Saved entries:
════════════════════
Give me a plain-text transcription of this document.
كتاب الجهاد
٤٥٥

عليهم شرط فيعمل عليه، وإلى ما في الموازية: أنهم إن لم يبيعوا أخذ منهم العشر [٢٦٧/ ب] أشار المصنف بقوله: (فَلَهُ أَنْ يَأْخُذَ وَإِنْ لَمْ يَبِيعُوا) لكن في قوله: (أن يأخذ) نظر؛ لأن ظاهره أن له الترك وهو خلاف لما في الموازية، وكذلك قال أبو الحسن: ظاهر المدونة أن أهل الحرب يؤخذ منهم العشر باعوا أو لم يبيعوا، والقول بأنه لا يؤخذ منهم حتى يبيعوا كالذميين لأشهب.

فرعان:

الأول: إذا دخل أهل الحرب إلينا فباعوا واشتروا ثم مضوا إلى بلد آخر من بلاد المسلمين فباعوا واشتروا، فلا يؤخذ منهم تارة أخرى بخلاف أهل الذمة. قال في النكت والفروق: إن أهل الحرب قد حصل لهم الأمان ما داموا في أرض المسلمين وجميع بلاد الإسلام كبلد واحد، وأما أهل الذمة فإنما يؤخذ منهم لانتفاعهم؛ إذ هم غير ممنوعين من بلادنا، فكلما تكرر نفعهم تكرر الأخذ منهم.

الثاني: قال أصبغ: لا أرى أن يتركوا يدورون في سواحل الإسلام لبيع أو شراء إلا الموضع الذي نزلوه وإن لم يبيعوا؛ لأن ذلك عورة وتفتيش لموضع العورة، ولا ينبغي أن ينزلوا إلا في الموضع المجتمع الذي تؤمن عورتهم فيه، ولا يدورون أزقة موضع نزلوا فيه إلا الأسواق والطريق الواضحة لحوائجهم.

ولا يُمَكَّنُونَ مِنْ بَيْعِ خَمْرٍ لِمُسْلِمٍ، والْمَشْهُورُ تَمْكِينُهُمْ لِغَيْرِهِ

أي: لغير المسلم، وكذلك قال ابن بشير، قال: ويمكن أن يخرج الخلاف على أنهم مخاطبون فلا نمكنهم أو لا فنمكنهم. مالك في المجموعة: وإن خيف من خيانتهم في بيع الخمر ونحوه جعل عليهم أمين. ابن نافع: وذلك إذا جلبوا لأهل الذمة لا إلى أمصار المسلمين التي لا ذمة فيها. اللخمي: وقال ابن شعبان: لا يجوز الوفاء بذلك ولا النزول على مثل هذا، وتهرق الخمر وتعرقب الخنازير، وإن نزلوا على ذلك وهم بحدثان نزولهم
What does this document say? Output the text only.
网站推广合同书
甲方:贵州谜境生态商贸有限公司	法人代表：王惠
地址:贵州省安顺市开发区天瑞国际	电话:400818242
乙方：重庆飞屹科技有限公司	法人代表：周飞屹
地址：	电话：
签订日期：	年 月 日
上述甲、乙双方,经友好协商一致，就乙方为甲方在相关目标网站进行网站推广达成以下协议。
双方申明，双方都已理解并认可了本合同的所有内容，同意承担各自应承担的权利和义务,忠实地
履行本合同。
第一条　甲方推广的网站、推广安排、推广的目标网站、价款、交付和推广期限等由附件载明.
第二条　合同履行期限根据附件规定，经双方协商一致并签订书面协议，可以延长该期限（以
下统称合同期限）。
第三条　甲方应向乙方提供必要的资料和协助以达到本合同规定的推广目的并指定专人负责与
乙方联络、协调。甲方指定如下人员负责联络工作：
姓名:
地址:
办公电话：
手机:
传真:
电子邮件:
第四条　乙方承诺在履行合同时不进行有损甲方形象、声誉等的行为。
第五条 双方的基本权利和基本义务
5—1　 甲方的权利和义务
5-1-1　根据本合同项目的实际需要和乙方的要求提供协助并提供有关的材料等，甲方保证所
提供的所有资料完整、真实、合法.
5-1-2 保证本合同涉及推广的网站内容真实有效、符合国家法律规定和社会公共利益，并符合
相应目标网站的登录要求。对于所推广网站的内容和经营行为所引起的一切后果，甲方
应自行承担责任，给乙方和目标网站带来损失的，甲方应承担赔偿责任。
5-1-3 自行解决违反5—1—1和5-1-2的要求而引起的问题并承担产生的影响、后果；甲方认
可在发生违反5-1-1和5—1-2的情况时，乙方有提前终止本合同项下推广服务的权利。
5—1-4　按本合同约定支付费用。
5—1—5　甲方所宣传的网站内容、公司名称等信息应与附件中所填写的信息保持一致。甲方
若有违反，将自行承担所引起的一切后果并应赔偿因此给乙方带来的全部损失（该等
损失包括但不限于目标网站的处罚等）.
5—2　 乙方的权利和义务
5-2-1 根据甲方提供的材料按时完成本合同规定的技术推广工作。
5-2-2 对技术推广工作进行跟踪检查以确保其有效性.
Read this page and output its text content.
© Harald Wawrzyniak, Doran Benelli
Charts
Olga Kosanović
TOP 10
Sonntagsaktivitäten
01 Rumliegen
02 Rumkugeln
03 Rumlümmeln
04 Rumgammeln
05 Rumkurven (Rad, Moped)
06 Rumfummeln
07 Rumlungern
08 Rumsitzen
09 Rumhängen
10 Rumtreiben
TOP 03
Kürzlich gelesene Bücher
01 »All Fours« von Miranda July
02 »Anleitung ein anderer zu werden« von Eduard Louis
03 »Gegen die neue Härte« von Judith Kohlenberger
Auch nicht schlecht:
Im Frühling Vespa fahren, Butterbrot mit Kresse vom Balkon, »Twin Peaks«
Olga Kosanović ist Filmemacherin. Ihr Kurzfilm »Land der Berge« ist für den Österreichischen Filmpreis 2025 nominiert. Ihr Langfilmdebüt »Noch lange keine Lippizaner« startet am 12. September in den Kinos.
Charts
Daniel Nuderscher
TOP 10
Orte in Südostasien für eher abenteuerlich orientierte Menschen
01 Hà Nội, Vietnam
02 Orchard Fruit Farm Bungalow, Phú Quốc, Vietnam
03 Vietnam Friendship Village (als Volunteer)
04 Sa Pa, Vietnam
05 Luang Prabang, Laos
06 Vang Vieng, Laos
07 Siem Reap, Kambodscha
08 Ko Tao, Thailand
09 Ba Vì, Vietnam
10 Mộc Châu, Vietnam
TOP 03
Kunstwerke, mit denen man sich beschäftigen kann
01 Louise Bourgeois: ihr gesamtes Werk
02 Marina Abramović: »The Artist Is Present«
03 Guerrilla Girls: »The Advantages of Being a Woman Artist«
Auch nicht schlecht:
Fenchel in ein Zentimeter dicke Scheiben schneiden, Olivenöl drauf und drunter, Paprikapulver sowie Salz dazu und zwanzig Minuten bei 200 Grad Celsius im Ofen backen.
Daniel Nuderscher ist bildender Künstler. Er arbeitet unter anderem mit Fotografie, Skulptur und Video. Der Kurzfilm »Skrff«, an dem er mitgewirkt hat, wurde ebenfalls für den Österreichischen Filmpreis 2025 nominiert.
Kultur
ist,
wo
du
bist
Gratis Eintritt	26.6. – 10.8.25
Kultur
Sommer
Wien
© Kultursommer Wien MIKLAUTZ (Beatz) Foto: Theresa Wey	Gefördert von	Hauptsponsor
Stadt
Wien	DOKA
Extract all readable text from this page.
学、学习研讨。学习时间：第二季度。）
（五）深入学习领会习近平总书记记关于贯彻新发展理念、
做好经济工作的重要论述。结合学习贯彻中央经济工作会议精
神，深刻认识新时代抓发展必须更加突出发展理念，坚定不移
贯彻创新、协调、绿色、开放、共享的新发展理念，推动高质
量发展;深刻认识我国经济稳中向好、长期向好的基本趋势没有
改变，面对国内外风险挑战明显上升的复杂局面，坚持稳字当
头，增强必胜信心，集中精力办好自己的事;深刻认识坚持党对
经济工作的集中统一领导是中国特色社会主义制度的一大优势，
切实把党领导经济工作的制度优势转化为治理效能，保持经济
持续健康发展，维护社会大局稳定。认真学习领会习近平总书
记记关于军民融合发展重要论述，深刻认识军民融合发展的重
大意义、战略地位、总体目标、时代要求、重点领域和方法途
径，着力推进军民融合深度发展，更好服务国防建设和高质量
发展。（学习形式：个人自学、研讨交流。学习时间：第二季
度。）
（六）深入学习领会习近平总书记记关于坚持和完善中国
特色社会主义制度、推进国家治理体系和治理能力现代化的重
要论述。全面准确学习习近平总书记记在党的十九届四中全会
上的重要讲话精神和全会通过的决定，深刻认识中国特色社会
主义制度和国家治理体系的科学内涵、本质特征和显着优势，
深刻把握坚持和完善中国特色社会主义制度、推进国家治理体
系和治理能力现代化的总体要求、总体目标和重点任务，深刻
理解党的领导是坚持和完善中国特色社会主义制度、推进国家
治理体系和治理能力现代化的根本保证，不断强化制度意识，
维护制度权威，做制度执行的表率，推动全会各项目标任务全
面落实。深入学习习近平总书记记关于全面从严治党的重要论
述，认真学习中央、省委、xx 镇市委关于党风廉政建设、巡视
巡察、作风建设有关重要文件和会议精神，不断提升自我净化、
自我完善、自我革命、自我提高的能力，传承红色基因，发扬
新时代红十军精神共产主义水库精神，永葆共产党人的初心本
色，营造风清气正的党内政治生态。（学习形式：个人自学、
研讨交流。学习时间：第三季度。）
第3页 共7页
════════════════════
:: Objective ::
Determine how many lines above contain "法人代表" as a word or string. Give the number alone.

:: Full output ::
2